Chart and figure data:

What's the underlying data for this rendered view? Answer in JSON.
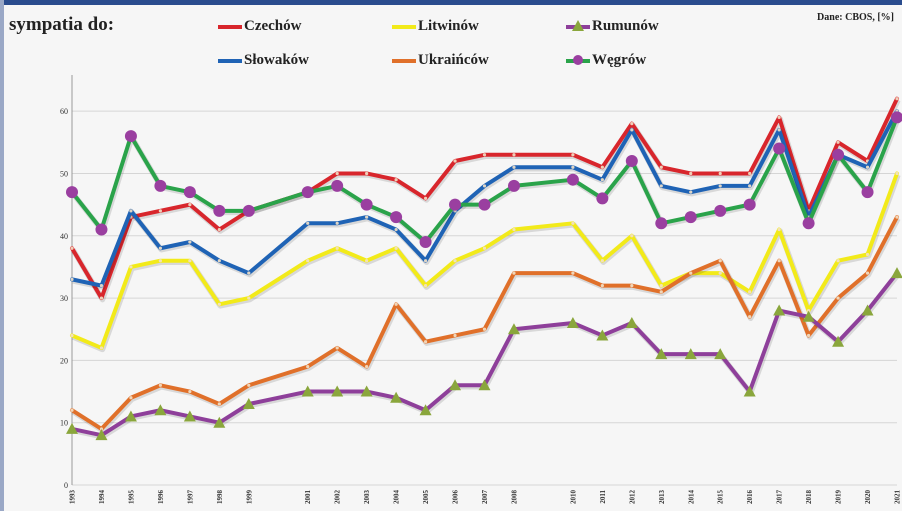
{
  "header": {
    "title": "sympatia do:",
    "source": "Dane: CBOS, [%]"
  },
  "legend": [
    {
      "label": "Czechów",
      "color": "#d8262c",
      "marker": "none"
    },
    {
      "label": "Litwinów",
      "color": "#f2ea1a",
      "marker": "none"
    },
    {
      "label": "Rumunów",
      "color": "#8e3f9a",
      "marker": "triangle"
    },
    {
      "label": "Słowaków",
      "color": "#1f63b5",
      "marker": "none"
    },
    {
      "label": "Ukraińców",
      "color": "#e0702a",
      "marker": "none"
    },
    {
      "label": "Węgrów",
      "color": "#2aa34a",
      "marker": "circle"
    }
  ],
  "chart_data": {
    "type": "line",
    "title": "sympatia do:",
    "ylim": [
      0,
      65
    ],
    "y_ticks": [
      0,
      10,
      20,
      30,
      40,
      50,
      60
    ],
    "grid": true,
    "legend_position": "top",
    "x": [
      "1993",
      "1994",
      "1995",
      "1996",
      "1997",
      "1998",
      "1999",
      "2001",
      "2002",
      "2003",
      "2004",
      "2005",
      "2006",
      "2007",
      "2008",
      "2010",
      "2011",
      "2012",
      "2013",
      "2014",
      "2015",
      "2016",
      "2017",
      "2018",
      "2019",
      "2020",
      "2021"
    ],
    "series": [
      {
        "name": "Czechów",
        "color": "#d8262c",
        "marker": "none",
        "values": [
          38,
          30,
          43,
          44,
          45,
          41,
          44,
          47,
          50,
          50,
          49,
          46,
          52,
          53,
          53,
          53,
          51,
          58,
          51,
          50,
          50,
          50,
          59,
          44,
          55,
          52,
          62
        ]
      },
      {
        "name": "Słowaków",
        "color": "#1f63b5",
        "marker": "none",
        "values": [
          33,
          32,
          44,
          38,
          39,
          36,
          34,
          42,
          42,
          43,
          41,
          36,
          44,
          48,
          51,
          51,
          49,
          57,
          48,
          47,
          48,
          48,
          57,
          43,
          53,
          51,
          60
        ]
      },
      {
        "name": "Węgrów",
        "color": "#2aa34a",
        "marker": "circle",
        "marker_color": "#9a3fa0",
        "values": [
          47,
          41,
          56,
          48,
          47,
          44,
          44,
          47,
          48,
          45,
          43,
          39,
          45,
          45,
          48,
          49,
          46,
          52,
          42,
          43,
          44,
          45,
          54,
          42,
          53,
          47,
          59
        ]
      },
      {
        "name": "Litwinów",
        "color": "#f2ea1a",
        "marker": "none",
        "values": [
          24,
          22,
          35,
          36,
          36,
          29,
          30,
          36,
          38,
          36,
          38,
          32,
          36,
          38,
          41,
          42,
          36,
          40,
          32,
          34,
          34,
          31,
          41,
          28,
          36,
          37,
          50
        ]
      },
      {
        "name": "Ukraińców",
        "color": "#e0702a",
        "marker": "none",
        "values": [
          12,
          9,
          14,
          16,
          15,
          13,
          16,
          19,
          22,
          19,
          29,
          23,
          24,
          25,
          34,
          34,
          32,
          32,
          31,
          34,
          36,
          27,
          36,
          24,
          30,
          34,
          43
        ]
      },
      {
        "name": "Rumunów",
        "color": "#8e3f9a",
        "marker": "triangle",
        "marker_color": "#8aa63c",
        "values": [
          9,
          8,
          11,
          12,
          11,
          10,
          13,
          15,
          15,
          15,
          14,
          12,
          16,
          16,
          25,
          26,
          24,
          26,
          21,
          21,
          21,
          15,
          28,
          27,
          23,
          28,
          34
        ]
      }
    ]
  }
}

## [WHAT YOU NEED TO DO]
Without the pictures, restate each entry exactly.

## [FINISHED ANSWER]
What's the underlying data for this rendered view? Answer in JSON.
{
  "header": {
    "title": "sympatia do:",
    "source": "Dane: CBOS, [%]"
  },
  "legend": [
    {
      "label": "Czechów",
      "color": "#d8262c",
      "marker": "none"
    },
    {
      "label": "Litwinów",
      "color": "#f2ea1a",
      "marker": "none"
    },
    {
      "label": "Rumunów",
      "color": "#8e3f9a",
      "marker": "triangle"
    },
    {
      "label": "Słowaków",
      "color": "#1f63b5",
      "marker": "none"
    },
    {
      "label": "Ukraińców",
      "color": "#e0702a",
      "marker": "none"
    },
    {
      "label": "Węgrów",
      "color": "#2aa34a",
      "marker": "circle"
    }
  ],
  "chart_data": {
    "type": "line",
    "title": "sympatia do:",
    "ylim": [
      0,
      65
    ],
    "y_ticks": [
      0,
      10,
      20,
      30,
      40,
      50,
      60
    ],
    "grid": true,
    "legend_position": "top",
    "x": [
      "1993",
      "1994",
      "1995",
      "1996",
      "1997",
      "1998",
      "1999",
      "2001",
      "2002",
      "2003",
      "2004",
      "2005",
      "2006",
      "2007",
      "2008",
      "2010",
      "2011",
      "2012",
      "2013",
      "2014",
      "2015",
      "2016",
      "2017",
      "2018",
      "2019",
      "2020",
      "2021"
    ],
    "series": [
      {
        "name": "Czechów",
        "color": "#d8262c",
        "marker": "none",
        "values": [
          38,
          30,
          43,
          44,
          45,
          41,
          44,
          47,
          50,
          50,
          49,
          46,
          52,
          53,
          53,
          53,
          51,
          58,
          51,
          50,
          50,
          50,
          59,
          44,
          55,
          52,
          62
        ]
      },
      {
        "name": "Słowaków",
        "color": "#1f63b5",
        "marker": "none",
        "values": [
          33,
          32,
          44,
          38,
          39,
          36,
          34,
          42,
          42,
          43,
          41,
          36,
          44,
          48,
          51,
          51,
          49,
          57,
          48,
          47,
          48,
          48,
          57,
          43,
          53,
          51,
          60
        ]
      },
      {
        "name": "Węgrów",
        "color": "#2aa34a",
        "marker": "circle",
        "marker_color": "#9a3fa0",
        "values": [
          47,
          41,
          56,
          48,
          47,
          44,
          44,
          47,
          48,
          45,
          43,
          39,
          45,
          45,
          48,
          49,
          46,
          52,
          42,
          43,
          44,
          45,
          54,
          42,
          53,
          47,
          59
        ]
      },
      {
        "name": "Litwinów",
        "color": "#f2ea1a",
        "marker": "none",
        "values": [
          24,
          22,
          35,
          36,
          36,
          29,
          30,
          36,
          38,
          36,
          38,
          32,
          36,
          38,
          41,
          42,
          36,
          40,
          32,
          34,
          34,
          31,
          41,
          28,
          36,
          37,
          50
        ]
      },
      {
        "name": "Ukraińców",
        "color": "#e0702a",
        "marker": "none",
        "values": [
          12,
          9,
          14,
          16,
          15,
          13,
          16,
          19,
          22,
          19,
          29,
          23,
          24,
          25,
          34,
          34,
          32,
          32,
          31,
          34,
          36,
          27,
          36,
          24,
          30,
          34,
          43
        ]
      },
      {
        "name": "Rumunów",
        "color": "#8e3f9a",
        "marker": "triangle",
        "marker_color": "#8aa63c",
        "values": [
          9,
          8,
          11,
          12,
          11,
          10,
          13,
          15,
          15,
          15,
          14,
          12,
          16,
          16,
          25,
          26,
          24,
          26,
          21,
          21,
          21,
          15,
          28,
          27,
          23,
          28,
          34
        ]
      }
    ]
  }
}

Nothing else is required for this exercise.